## What this task involves
Read the material below and tally how many lines hold the word "проекта", giving the number and nothing else.

Records from a data collection
□ □ □ □ □

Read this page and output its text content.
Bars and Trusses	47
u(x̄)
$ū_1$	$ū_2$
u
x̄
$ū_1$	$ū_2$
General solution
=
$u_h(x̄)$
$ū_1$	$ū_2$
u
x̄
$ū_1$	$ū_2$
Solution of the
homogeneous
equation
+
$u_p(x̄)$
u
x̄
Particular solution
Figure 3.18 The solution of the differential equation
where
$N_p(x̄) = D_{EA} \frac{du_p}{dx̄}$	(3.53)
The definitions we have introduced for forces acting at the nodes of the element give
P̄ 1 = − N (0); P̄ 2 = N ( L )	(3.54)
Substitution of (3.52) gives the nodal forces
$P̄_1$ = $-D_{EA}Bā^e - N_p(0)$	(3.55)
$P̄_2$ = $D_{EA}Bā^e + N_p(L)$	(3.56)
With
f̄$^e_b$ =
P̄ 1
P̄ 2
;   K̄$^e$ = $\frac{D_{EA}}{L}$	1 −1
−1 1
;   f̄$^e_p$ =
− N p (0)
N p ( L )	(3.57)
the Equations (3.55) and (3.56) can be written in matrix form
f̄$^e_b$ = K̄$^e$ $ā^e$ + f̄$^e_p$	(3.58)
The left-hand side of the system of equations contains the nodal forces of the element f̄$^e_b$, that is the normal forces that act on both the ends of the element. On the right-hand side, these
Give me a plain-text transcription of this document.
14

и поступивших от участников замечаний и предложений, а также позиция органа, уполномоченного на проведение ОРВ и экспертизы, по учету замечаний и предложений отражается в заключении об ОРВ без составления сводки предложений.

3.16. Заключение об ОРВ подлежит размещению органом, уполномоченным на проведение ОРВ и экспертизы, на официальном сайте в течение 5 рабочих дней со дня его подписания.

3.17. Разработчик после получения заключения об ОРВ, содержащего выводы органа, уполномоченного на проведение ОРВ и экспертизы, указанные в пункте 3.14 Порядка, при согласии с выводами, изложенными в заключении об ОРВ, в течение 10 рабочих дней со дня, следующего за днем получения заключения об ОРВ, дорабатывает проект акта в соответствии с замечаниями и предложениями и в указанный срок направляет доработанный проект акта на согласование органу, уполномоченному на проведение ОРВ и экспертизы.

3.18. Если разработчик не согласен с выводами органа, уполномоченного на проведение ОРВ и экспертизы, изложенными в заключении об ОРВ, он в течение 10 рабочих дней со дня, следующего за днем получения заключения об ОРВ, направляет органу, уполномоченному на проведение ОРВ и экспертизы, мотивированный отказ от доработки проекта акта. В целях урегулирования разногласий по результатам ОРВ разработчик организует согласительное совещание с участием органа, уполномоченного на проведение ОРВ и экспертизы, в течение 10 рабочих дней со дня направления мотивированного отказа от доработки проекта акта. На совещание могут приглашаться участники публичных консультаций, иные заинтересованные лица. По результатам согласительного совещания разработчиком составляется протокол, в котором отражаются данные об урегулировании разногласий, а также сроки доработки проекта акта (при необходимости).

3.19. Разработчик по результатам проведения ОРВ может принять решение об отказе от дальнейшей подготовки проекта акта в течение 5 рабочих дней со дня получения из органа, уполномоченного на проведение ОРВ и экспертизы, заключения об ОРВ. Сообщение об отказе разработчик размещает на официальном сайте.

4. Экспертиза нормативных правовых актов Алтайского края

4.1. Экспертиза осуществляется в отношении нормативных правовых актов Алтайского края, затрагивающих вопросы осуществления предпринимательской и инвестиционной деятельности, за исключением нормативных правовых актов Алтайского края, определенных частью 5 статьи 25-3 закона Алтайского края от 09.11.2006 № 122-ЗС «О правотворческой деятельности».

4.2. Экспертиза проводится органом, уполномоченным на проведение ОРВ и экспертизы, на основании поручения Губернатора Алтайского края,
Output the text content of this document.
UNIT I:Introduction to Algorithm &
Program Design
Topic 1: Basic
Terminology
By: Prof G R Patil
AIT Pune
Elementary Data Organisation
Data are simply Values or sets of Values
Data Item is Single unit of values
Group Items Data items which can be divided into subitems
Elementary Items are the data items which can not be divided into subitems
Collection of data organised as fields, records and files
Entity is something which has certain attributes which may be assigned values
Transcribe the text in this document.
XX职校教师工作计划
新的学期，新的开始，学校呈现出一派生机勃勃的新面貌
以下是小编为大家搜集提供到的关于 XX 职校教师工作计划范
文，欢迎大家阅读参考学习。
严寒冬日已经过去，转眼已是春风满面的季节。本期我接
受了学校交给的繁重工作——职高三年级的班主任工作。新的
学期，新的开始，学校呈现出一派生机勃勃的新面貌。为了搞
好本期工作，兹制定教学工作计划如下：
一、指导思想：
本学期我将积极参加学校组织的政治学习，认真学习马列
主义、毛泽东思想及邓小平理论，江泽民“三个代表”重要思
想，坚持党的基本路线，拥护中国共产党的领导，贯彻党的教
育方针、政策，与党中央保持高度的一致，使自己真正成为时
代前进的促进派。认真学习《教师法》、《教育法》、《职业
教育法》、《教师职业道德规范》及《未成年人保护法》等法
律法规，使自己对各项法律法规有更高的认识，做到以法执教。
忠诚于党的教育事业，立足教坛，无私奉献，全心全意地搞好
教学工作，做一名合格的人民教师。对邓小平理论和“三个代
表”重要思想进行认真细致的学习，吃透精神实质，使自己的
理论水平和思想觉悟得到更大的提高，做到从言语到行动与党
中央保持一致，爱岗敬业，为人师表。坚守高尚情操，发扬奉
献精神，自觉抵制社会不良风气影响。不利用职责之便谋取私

□ □ □ □ □

## Reply
2